Comme dans Sciences et Avenir, la revue de vulgarisation historique a offert un entretien de quatre pages [2]
au candidat d’En marche, dont on ne peut pourtant pas dire qu’il
souffre particulièrement d’une sous-exposition médiatique. Voici comment
la rédaction de L’Histoire justifie l’initiative : « Parce qu’il avait eu une parole malheureuse en assimilant [la colonisation] (tout
entière) à un “crime contre l’humanité”, crime imprescriptible ouvrant
droit à sanctions pénales, nous avons voulu entendre Emmanuel Macron sur
sa conception de l’histoire. Il témoigne ici à quel point elle
participe de sa vision de la France. »
Pour ne pas sortir de notre rôle, nous ne commenterons pas le contenu de l’entretien intitulé « Réconcilier les mémoires » [3].
Signalons simplement que les questions posées à Emmanuel Macron sont
plutôt conciliantes, voire bienveillantes. De plus, les deux photos du
candidat qui figurent dans le hors-série le mettent en valeur. Un
bandeau rouge avec l’inscription « Macron s’explique » apparaît en outre sur la couverture du magazine.

Extraits du jeu de données

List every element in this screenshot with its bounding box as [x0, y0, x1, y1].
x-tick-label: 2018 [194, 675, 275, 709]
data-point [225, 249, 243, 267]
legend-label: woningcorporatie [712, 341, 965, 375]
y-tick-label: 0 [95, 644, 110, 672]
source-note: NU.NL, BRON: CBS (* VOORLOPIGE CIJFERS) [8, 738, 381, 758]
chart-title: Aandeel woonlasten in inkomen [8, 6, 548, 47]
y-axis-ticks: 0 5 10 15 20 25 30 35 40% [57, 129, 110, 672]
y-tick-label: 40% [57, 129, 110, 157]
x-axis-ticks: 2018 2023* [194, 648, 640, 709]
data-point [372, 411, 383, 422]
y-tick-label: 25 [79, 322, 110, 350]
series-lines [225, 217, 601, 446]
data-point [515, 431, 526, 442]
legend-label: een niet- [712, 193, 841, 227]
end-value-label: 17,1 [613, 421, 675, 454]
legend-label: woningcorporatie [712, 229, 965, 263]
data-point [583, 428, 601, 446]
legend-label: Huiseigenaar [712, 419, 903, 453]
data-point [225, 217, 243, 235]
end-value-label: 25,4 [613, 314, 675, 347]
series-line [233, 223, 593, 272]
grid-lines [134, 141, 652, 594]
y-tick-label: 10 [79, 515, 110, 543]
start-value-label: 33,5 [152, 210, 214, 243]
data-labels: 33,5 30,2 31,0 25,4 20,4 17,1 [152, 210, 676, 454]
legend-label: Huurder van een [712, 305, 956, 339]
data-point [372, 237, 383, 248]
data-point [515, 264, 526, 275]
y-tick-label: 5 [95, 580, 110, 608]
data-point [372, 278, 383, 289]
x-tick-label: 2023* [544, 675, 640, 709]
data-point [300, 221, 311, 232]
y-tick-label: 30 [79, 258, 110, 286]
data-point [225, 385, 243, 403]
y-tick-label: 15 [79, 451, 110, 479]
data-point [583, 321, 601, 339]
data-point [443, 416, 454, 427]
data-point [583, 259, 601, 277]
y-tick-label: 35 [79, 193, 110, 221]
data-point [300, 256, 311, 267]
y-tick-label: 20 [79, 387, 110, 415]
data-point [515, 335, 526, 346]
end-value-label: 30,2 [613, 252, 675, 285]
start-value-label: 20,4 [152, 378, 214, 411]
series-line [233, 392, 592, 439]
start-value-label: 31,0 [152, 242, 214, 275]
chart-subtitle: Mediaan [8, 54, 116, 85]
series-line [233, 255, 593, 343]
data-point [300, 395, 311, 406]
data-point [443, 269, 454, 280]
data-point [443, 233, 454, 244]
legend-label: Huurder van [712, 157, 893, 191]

_Action demandée_
Recopiez le texte présenté en entier, sans rien y changer. Servez-vous uniquement du texte présenté.

_Corrigé_
Comme dans Sciences et Avenir, la revue de vulgarisation historique a offert un entretien de quatre pages [2]
au candidat d’En marche, dont on ne peut pourtant pas dire qu’il
souffre particulièrement d’une sous-exposition médiatique. Voici comment
la rédaction de L’Histoire justifie l’initiative : « Parce qu’il avait eu une parole malheureuse en assimilant [la colonisation] (tout
entière) à un “crime contre l’humanité”, crime imprescriptible ouvrant
droit à sanctions pénales, nous avons voulu entendre Emmanuel Macron sur
sa conception de l’histoire. Il témoigne ici à quel point elle
participe de sa vision de la France. »
Pour ne pas sortir de notre rôle, nous ne commenterons pas le contenu de l’entretien intitulé « Réconcilier les mémoires » [3].
Signalons simplement que les questions posées à Emmanuel Macron sont
plutôt conciliantes, voire bienveillantes. De plus, les deux photos du
candidat qui figurent dans le hors-série le mettent en valeur. Un
bandeau rouge avec l’inscription « Macron s’explique » apparaît en outre sur la couverture du magazine.